EXERCISE BRIEF: Repeat what the lines below say, word for word, and skip every image.

DATA SUPPLIED:
** BEGIN **

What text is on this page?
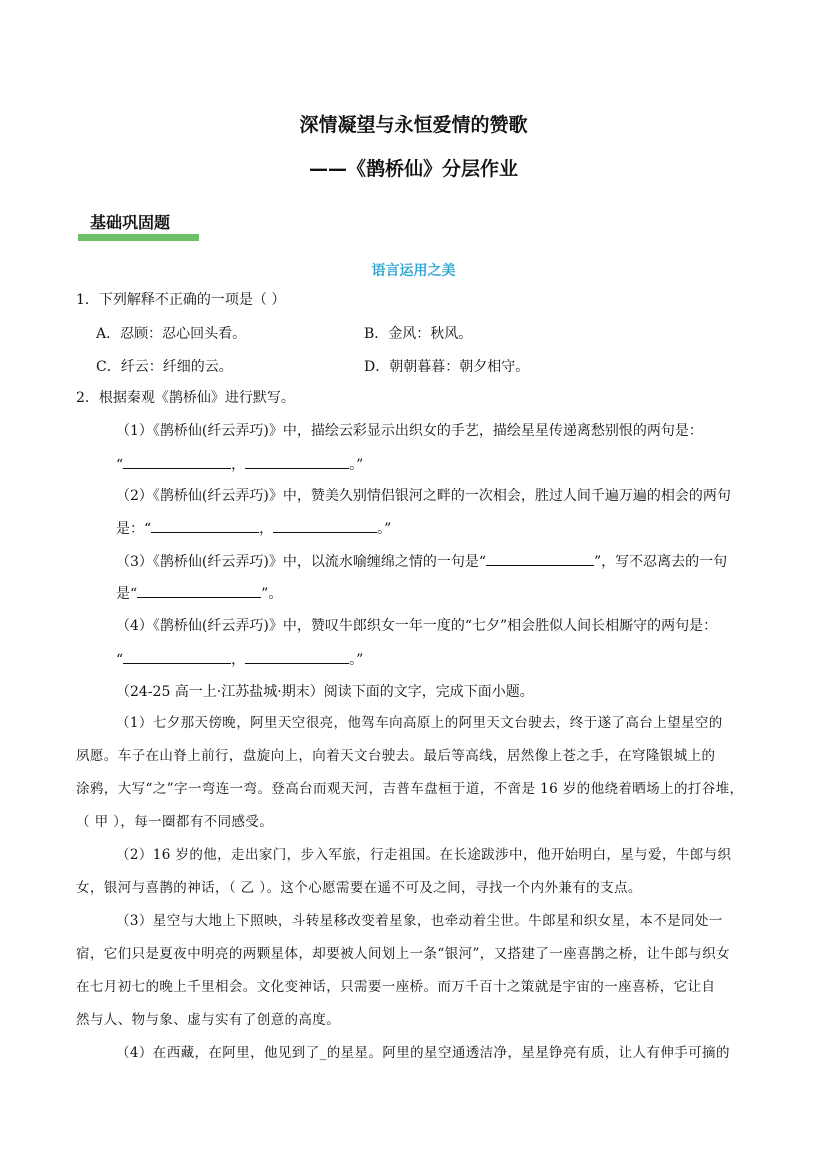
深情凝望与永恒爱情的赞歌
——《鹊桥仙》分层作业
基础巩固题
语言运用之美
1．下列解释不正确的一项是（ ）
A．忍顾：忍心回头看。	B．金风：秋风。
C．纤云：纤细的云。	D．朝朝暮暮：朝夕相守。
2．根据秦观《鹊桥仙》进行默写。
（1）《鹊桥仙(纤云弄巧)》中，描绘云彩显示出织女的手艺，描绘星星传递离愁别恨的两句是：
“	，	。”
（2）《鹊桥仙(纤云弄巧)》中，赞美久别情侣银河之畔的一次相会，胜过人间千遍万遍的相会的两句
是：“	，	。”
（3）《鹊桥仙(纤云弄巧)》中，以流水喻缠绵之情的一句是“	”，写不忍离去的一句
是“	”。
（4）《鹊桥仙(纤云弄巧)》中，赞叹牛郎织女一年一度的“七夕”相会胜似人间长相厮守的两句是：
“	，	。”
（24-25 高一上·江苏盐城·期末）阅读下面的文字，完成下面小题。
（1）七夕那天傍晚，阿里天空很亮，他驾车向高原上的阿里天文台驶去，终于遂了高台上望星空的
夙愿。车子在山脊上前行，盘旋向上，向着天文台驶去。最后等高线，居然像上苍之手，在穹隆银城上的
涂鸦，大写“之”字一弯连一弯。登高台而观天河，吉普车盘桓于道，不啻是 16 岁的他绕着晒场上的打谷堆，
（ 甲 ），每一圈都有不同感受。
（2）16 岁的他，走出家门，步入军旅，行走祖国。在长途跋涉中，他开始明白，星与爱，牛郎与织
女，银河与喜鹊的神话，（ 乙 ）。这个心愿需要在遥不可及之间，寻找一个内外兼有的支点。
（3）星空与大地上下照映，斗转星移改变着星象，也牵动着尘世。牛郎星和织女星，本不是同处一
宿，它们只是夏夜中明亮的两颗星体，却要被人间划上一条“银河”，又搭建了一座喜鹊之桥，让牛郎与织女
在七月初七的晚上千里相会。文化变神话，只需要一座桥。而万千百十之策就是宇宙的一座喜桥，它让自
然与人、物与象、虚与实有了创意的高度。
（4）在西藏，在阿里，他见到了_的星星。阿里的星空通透洁净，星星铮亮有质，让人有伸手可摘的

** END **

REPLY:
What text is on this page?
深情凝望与永恒爱情的赞歌
——《鹊桥仙》分层作业
基础巩固题
语言运用之美
1．下列解释不正确的一项是（ ）
A．忍顾：忍心回头看。	B．金风：秋风。
C．纤云：纤细的云。	D．朝朝暮暮：朝夕相守。
2．根据秦观《鹊桥仙》进行默写。
（1）《鹊桥仙(纤云弄巧)》中，描绘云彩显示出织女的手艺，描绘星星传递离愁别恨的两句是：
“	，	。”
（2）《鹊桥仙(纤云弄巧)》中，赞美久别情侣银河之畔的一次相会，胜过人间千遍万遍的相会的两句
是：“	，	。”
（3）《鹊桥仙(纤云弄巧)》中，以流水喻缠绵之情的一句是“	”，写不忍离去的一句
是“	”。
（4）《鹊桥仙(纤云弄巧)》中，赞叹牛郎织女一年一度的“七夕”相会胜似人间长相厮守的两句是：
“	，	。”
（24-25 高一上·江苏盐城·期末）阅读下面的文字，完成下面小题。
（1）七夕那天傍晚，阿里天空很亮，他驾车向高原上的阿里天文台驶去，终于遂了高台上望星空的
夙愿。车子在山脊上前行，盘旋向上，向着天文台驶去。最后等高线，居然像上苍之手，在穹隆银城上的
涂鸦，大写“之”字一弯连一弯。登高台而观天河，吉普车盘桓于道，不啻是 16 岁的他绕着晒场上的打谷堆，
（ 甲 ），每一圈都有不同感受。
（2）16 岁的他，走出家门，步入军旅，行走祖国。在长途跋涉中，他开始明白，星与爱，牛郎与织
女，银河与喜鹊的神话，（ 乙 ）。这个心愿需要在遥不可及之间，寻找一个内外兼有的支点。
（3）星空与大地上下照映，斗转星移改变着星象，也牵动着尘世。牛郎星和织女星，本不是同处一
宿，它们只是夏夜中明亮的两颗星体，却要被人间划上一条“银河”，又搭建了一座喜鹊之桥，让牛郎与织女
在七月初七的晚上千里相会。文化变神话，只需要一座桥。而万千百十之策就是宇宙的一座喜桥，它让自
然与人、物与象、虚与实有了创意的高度。
（4）在西藏，在阿里，他见到了_的星星。阿里的星空通透洁净，星星铮亮有质，让人有伸手可摘的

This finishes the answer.